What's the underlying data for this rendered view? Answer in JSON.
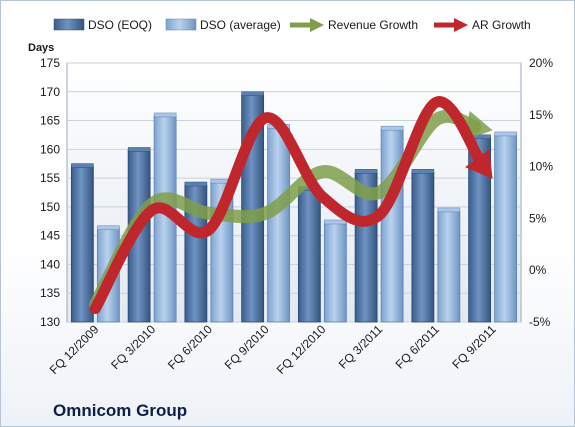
{
  "chart_data": {
    "type": "bar",
    "title": "Omnicom Group",
    "ylabel": "Days",
    "ylim": [
      130,
      175
    ],
    "yticks": [
      130,
      135,
      140,
      145,
      150,
      155,
      160,
      165,
      170,
      175
    ],
    "y2lim": [
      -5,
      20
    ],
    "y2ticks": [
      "-5%",
      "0%",
      "5%",
      "10%",
      "15%",
      "20%"
    ],
    "y2values": [
      -5,
      0,
      5,
      10,
      15,
      20
    ],
    "categories": [
      "FQ 12/2009",
      "FQ 3/2010",
      "FQ 6/2010",
      "FQ 9/2010",
      "FQ 12/2010",
      "FQ 3/2011",
      "FQ 6/2011",
      "FQ 9/2011"
    ],
    "series": [
      {
        "name": "DSO (EOQ)",
        "type": "bar",
        "axis": "left",
        "color": "#4a6d9c",
        "values": [
          157,
          159.8,
          153.8,
          169.5,
          153,
          156,
          156,
          162
        ]
      },
      {
        "name": "DSO (average)",
        "type": "bar",
        "axis": "left",
        "color": "#8fb1d9",
        "values": [
          146.2,
          165.8,
          154.3,
          163.8,
          147.2,
          163.5,
          149.3,
          162.5
        ]
      },
      {
        "name": "Revenue Growth",
        "type": "arrow-line",
        "axis": "right",
        "color": "#7f9f4a",
        "values": [
          -3.3,
          6.4,
          5.5,
          5.5,
          9.5,
          7.5,
          14.5,
          13.5
        ]
      },
      {
        "name": "AR Growth",
        "type": "arrow-line",
        "axis": "right",
        "color": "#c0272d",
        "values": [
          -3.7,
          5.8,
          3.9,
          14.7,
          7.1,
          5.3,
          16.2,
          8.8
        ]
      }
    ],
    "legend": "top",
    "grid": true
  }
}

********************

> _What is expected_:
Repeat the data in full and exactly. Omit pictures.

> _Response to the exercise_:
What's the underlying data for this rendered view? Answer in JSON.
{
  "chart_data": {
    "type": "bar",
    "title": "Omnicom Group",
    "ylabel": "Days",
    "ylim": [
      130,
      175
    ],
    "yticks": [
      130,
      135,
      140,
      145,
      150,
      155,
      160,
      165,
      170,
      175
    ],
    "y2lim": [
      -5,
      20
    ],
    "y2ticks": [
      "-5%",
      "0%",
      "5%",
      "10%",
      "15%",
      "20%"
    ],
    "y2values": [
      -5,
      0,
      5,
      10,
      15,
      20
    ],
    "categories": [
      "FQ 12/2009",
      "FQ 3/2010",
      "FQ 6/2010",
      "FQ 9/2010",
      "FQ 12/2010",
      "FQ 3/2011",
      "FQ 6/2011",
      "FQ 9/2011"
    ],
    "series": [
      {
        "name": "DSO (EOQ)",
        "type": "bar",
        "axis": "left",
        "color": "#4a6d9c",
        "values": [
          157,
          159.8,
          153.8,
          169.5,
          153,
          156,
          156,
          162
        ]
      },
      {
        "name": "DSO (average)",
        "type": "bar",
        "axis": "left",
        "color": "#8fb1d9",
        "values": [
          146.2,
          165.8,
          154.3,
          163.8,
          147.2,
          163.5,
          149.3,
          162.5
        ]
      },
      {
        "name": "Revenue Growth",
        "type": "arrow-line",
        "axis": "right",
        "color": "#7f9f4a",
        "values": [
          -3.3,
          6.4,
          5.5,
          5.5,
          9.5,
          7.5,
          14.5,
          13.5
        ]
      },
      {
        "name": "AR Growth",
        "type": "arrow-line",
        "axis": "right",
        "color": "#c0272d",
        "values": [
          -3.7,
          5.8,
          3.9,
          14.7,
          7.1,
          5.3,
          16.2,
          8.8
        ]
      }
    ],
    "legend": "top",
    "grid": true
  }
}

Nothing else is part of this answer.